• WRITTEN REQUEST
Please rewrite the rows from the first one through the one containing "plot-frame xyxy=(396,29,494,129)", both included, changing "y-tick-label" to "y-axis-tick" and leaving everything else unchanged.

■ ■ ■ ■ ■

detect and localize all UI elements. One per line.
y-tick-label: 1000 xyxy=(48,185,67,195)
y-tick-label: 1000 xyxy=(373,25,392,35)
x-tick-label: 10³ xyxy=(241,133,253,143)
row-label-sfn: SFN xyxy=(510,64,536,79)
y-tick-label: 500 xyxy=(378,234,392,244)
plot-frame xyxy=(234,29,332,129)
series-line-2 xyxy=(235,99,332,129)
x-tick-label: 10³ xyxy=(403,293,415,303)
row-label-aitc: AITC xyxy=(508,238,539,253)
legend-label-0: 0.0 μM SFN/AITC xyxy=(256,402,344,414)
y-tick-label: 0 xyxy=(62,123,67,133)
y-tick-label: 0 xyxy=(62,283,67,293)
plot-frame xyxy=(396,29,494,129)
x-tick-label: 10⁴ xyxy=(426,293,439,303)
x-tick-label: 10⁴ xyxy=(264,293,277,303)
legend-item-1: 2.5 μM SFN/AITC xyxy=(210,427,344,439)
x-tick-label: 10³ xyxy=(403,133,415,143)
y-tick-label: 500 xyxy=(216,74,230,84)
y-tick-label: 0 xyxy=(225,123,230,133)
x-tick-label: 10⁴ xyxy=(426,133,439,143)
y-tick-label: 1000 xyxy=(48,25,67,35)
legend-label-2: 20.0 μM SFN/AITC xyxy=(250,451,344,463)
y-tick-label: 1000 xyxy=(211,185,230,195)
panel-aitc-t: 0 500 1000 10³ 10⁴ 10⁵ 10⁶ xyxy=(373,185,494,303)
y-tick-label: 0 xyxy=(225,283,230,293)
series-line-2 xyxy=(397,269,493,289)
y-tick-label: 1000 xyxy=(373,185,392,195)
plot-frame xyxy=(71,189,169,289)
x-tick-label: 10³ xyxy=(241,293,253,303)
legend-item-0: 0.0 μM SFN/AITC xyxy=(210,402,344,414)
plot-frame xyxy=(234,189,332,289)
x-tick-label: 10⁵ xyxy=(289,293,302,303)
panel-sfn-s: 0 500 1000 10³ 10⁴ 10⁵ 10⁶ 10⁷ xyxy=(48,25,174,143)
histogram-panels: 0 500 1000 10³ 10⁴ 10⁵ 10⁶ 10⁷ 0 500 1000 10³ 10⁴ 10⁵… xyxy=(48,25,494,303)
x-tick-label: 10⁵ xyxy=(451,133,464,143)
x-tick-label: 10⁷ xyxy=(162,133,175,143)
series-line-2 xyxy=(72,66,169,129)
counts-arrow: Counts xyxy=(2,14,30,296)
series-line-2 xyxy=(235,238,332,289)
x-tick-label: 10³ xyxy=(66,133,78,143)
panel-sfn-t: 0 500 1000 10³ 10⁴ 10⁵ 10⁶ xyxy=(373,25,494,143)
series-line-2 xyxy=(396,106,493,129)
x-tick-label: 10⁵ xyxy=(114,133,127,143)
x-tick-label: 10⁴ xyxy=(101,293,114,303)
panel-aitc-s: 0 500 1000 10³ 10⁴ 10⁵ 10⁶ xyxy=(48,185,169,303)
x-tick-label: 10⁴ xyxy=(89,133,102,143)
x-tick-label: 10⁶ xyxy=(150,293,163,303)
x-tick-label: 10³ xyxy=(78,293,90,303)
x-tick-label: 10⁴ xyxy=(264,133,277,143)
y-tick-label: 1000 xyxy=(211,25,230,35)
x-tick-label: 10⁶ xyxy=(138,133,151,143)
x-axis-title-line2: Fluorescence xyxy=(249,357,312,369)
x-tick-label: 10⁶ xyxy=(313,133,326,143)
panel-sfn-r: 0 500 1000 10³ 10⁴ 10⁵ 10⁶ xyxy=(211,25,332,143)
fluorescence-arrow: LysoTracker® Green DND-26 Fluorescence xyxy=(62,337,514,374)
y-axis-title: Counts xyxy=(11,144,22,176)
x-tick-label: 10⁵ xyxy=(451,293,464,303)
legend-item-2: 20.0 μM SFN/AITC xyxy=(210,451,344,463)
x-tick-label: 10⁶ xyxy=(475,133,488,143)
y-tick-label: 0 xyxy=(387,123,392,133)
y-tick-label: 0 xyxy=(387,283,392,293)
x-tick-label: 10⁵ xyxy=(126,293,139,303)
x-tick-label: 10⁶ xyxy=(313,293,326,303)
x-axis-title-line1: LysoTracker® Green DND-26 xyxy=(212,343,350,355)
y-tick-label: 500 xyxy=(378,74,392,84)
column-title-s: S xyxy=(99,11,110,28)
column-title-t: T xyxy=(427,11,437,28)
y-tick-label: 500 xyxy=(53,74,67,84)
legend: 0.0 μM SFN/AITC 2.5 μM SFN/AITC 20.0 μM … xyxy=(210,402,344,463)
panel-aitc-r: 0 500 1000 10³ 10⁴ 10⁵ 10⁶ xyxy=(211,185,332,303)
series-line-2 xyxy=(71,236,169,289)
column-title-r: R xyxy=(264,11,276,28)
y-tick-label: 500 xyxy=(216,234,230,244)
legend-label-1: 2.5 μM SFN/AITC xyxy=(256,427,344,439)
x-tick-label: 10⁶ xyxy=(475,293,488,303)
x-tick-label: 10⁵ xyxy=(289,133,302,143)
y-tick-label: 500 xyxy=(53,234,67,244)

■ ■ ■ ■ ■

• ANSWER FOR THE TASK
detect and localize all UI elements. One per line.
y-axis-tick: 1000 xyxy=(48,185,67,195)
y-axis-tick: 1000 xyxy=(373,25,392,35)
x-tick-label: 10³ xyxy=(241,133,253,143)
row-label-sfn: SFN xyxy=(510,64,536,79)
y-axis-tick: 500 xyxy=(378,234,392,244)
plot-frame xyxy=(234,29,332,129)
series-line-2 xyxy=(235,99,332,129)
x-tick-label: 10³ xyxy=(403,293,415,303)
row-label-aitc: AITC xyxy=(508,238,539,253)
legend-label-0: 0.0 μM SFN/AITC xyxy=(256,402,344,414)
y-axis-tick: 0 xyxy=(62,123,67,133)
y-axis-tick: 0 xyxy=(62,283,67,293)
plot-frame xyxy=(396,29,494,129)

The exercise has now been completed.